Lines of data
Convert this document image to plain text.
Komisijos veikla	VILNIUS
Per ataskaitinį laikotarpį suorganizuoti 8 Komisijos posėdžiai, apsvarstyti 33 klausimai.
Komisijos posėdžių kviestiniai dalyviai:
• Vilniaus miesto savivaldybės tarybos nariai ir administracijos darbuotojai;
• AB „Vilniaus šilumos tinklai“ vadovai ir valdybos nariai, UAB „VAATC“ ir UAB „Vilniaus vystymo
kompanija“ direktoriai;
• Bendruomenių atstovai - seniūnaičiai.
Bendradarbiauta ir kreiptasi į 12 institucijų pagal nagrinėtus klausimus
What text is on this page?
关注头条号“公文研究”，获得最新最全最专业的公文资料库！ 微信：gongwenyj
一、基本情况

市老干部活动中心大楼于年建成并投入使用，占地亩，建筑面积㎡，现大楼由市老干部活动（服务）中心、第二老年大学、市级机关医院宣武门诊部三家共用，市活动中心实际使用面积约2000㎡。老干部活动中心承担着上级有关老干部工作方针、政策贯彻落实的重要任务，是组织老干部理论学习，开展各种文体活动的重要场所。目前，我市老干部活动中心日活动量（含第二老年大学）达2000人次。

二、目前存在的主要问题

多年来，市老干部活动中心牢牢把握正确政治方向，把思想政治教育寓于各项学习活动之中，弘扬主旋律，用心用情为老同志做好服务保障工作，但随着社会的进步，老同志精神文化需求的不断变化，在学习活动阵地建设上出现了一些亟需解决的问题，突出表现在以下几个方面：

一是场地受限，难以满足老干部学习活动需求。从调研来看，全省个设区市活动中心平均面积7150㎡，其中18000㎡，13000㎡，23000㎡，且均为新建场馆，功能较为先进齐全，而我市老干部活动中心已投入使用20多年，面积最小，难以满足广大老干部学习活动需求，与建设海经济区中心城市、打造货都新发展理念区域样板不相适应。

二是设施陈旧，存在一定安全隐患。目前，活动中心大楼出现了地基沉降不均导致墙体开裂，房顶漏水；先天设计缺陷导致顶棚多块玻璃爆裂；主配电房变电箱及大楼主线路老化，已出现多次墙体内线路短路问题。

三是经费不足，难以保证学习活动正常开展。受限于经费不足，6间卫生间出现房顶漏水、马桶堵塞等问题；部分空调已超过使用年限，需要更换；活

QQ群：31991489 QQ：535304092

▸ **WHAT YOU WILL DO**:
Look through the records and gather every line containing "Vilniaus".

▸ **FULL OUTPUT**:
• Vilniaus miesto savivaldybės tarybos nariai ir administracijos darbuotojai;
• AB „Vilniaus šilumos tinklai“ vadovai ir valdybos nariai, UAB „VAATC“ ir UAB „Vilniaus vystymo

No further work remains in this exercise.